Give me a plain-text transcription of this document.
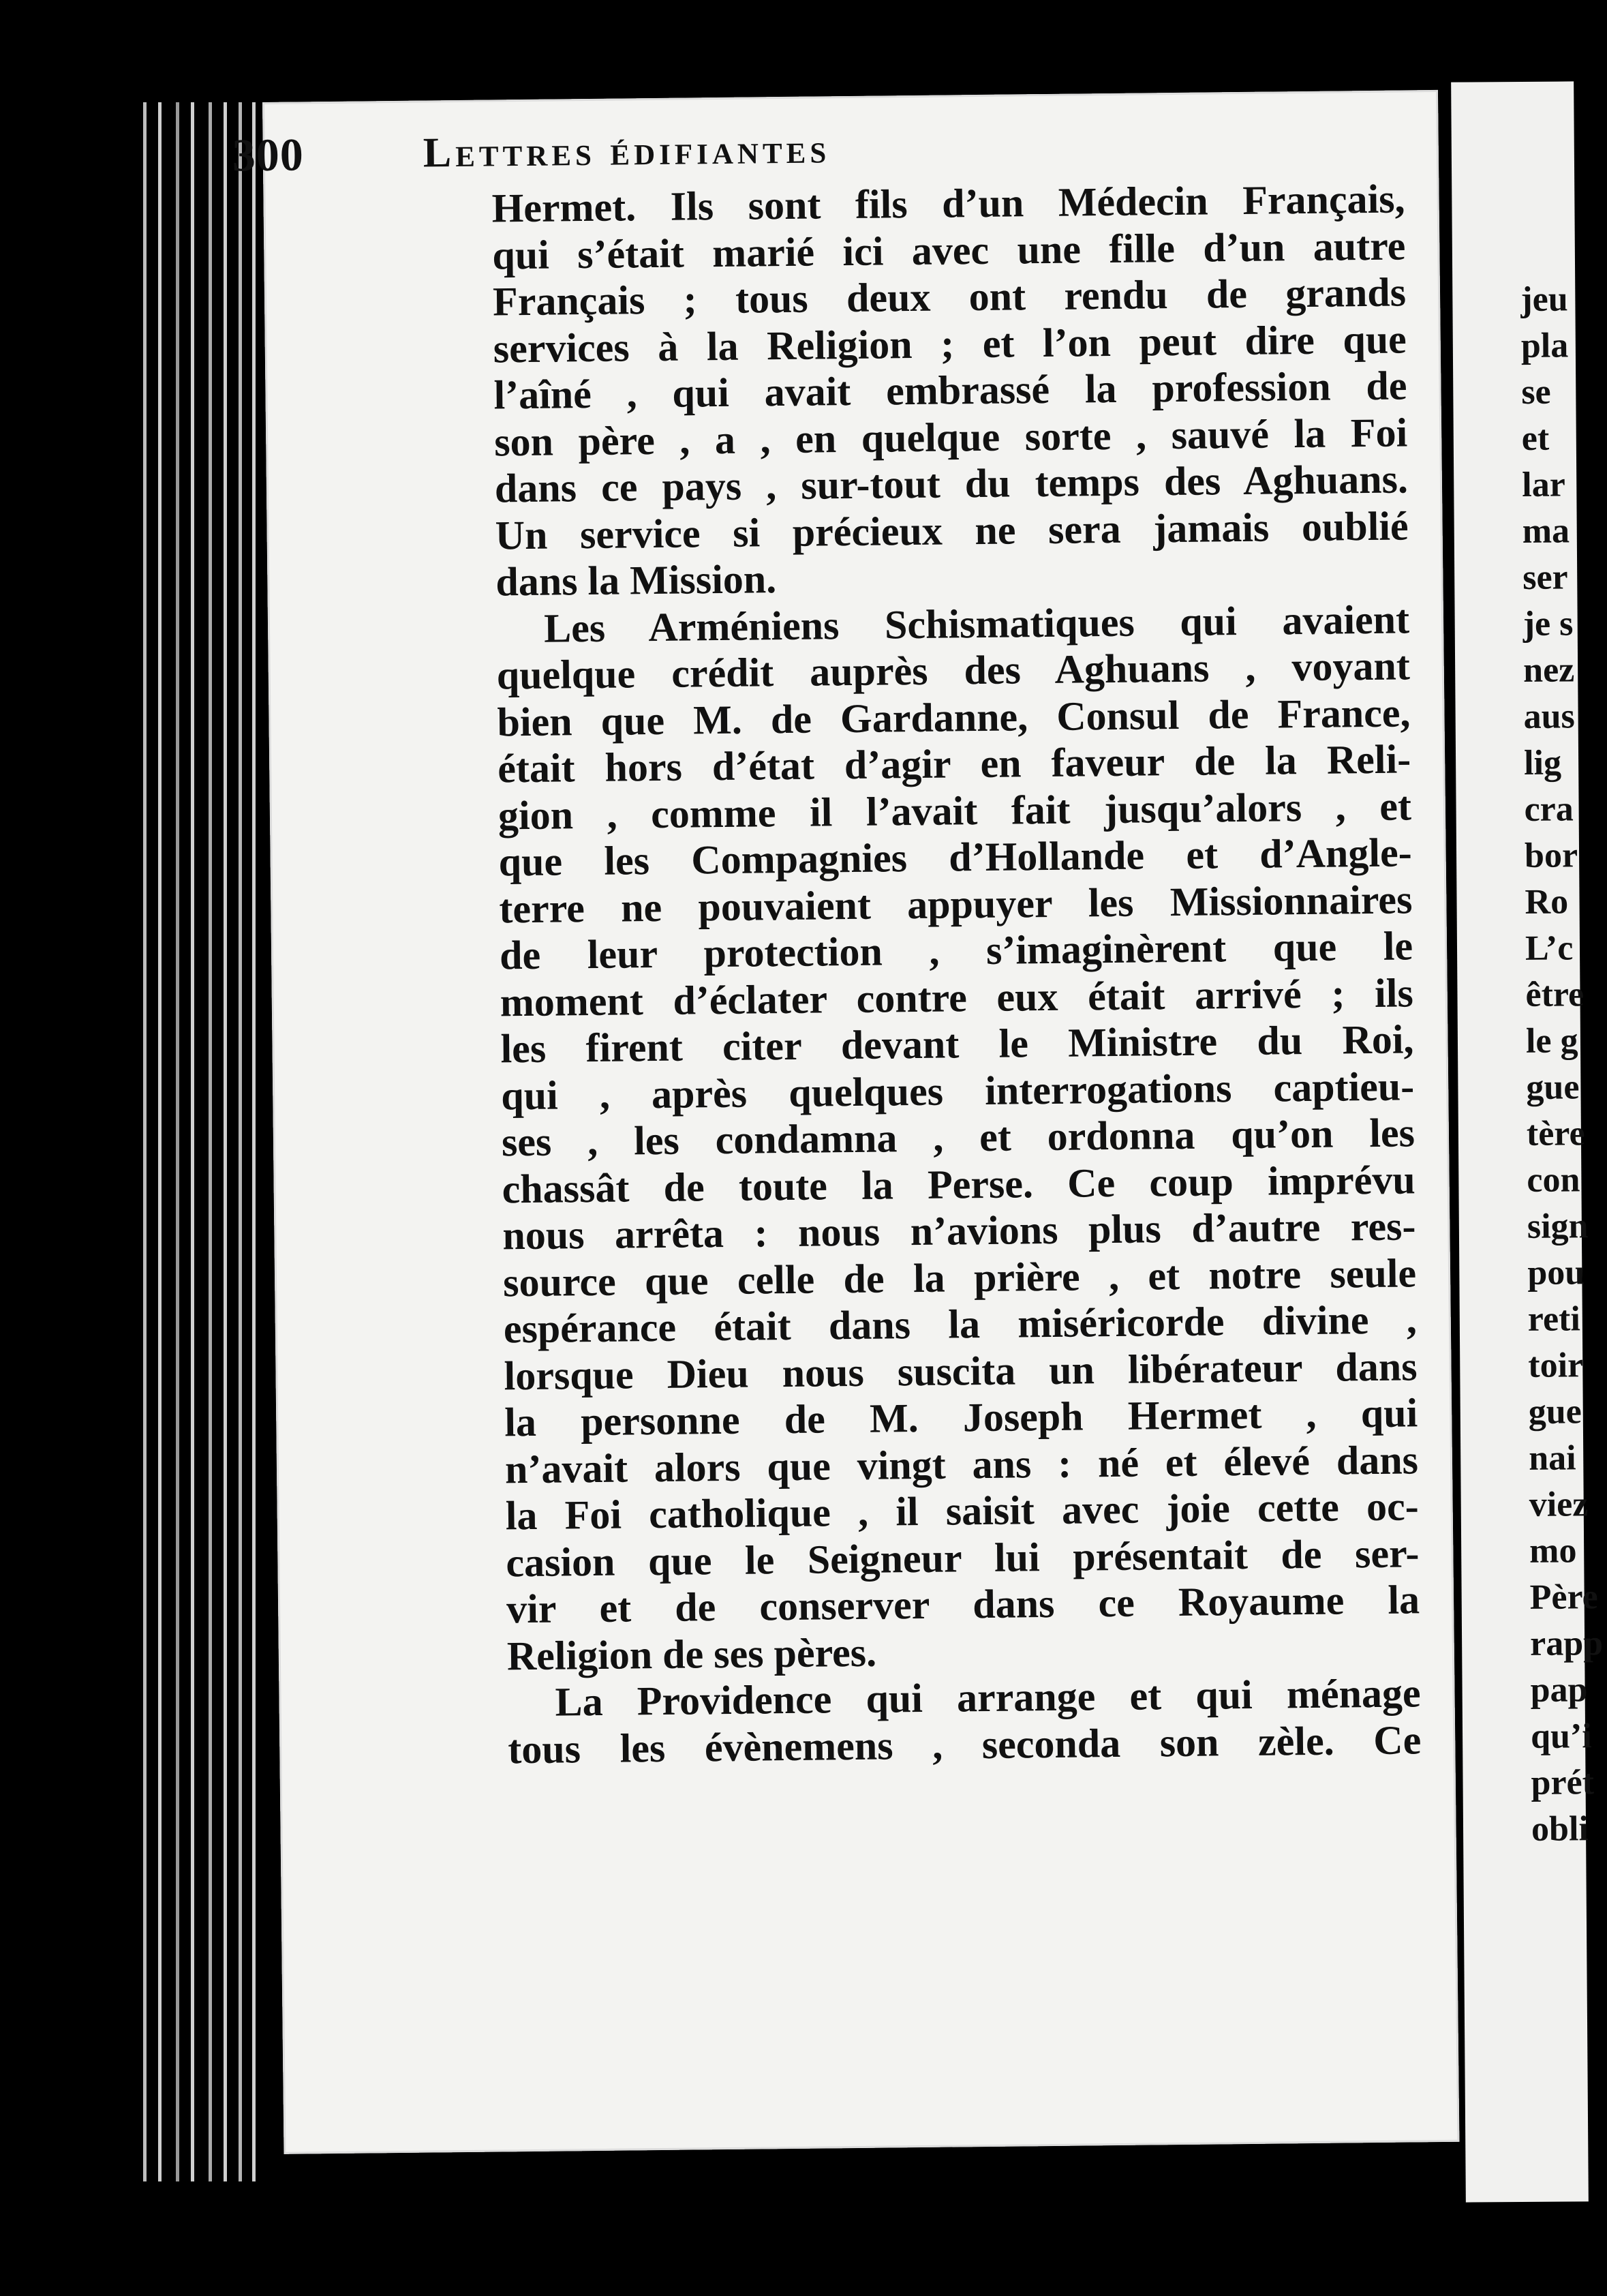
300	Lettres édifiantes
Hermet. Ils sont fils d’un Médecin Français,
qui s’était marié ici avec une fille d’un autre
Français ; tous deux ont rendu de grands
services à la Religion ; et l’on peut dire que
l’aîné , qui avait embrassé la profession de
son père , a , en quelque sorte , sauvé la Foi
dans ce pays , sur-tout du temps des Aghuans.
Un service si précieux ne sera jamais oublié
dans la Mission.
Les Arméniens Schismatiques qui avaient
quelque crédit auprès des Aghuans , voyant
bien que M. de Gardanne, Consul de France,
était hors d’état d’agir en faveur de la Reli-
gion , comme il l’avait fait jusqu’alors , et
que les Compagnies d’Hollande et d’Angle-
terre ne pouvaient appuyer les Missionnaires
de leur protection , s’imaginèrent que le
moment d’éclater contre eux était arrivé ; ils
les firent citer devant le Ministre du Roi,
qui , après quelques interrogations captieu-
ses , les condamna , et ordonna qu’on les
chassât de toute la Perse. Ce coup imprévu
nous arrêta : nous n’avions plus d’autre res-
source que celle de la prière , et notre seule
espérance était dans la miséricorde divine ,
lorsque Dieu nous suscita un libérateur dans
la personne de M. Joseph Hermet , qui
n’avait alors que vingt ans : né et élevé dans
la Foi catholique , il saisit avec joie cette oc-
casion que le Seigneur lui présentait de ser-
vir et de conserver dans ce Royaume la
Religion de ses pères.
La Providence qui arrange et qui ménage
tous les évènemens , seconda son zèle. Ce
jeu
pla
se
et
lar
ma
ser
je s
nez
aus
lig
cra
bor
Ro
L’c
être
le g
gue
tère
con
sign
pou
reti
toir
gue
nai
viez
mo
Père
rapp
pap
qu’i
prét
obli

+++

### [REQUIREMENT]
Retype the data above exactly; pictures are not part of the copy.

### [SOLUTION FOR THIS EXERCISE]
Give me a plain-text transcription of this document.
300	Lettres édifiantes
Hermet. Ils sont fils d’un Médecin Français,
qui s’était marié ici avec une fille d’un autre
Français ; tous deux ont rendu de grands
services à la Religion ; et l’on peut dire que
l’aîné , qui avait embrassé la profession de
son père , a , en quelque sorte , sauvé la Foi
dans ce pays , sur-tout du temps des Aghuans.
Un service si précieux ne sera jamais oublié
dans la Mission.
Les Arméniens Schismatiques qui avaient
quelque crédit auprès des Aghuans , voyant
bien que M. de Gardanne, Consul de France,
était hors d’état d’agir en faveur de la Reli-
gion , comme il l’avait fait jusqu’alors , et
que les Compagnies d’Hollande et d’Angle-
terre ne pouvaient appuyer les Missionnaires
de leur protection , s’imaginèrent que le
moment d’éclater contre eux était arrivé ; ils
les firent citer devant le Ministre du Roi,
qui , après quelques interrogations captieu-
ses , les condamna , et ordonna qu’on les
chassât de toute la Perse. Ce coup imprévu
nous arrêta : nous n’avions plus d’autre res-
source que celle de la prière , et notre seule
espérance était dans la miséricorde divine ,
lorsque Dieu nous suscita un libérateur dans
la personne de M. Joseph Hermet , qui
n’avait alors que vingt ans : né et élevé dans
la Foi catholique , il saisit avec joie cette oc-
casion que le Seigneur lui présentait de ser-
vir et de conserver dans ce Royaume la
Religion de ses pères.
La Providence qui arrange et qui ménage
tous les évènemens , seconda son zèle. Ce
jeu
pla
se
et
lar
ma
ser
je s
nez
aus
lig
cra
bor
Ro
L’c
être
le g
gue
tère
con
sign
pou
reti
toir
gue
nai
viez
mo
Père
rapp
pap
qu’i
prét
obli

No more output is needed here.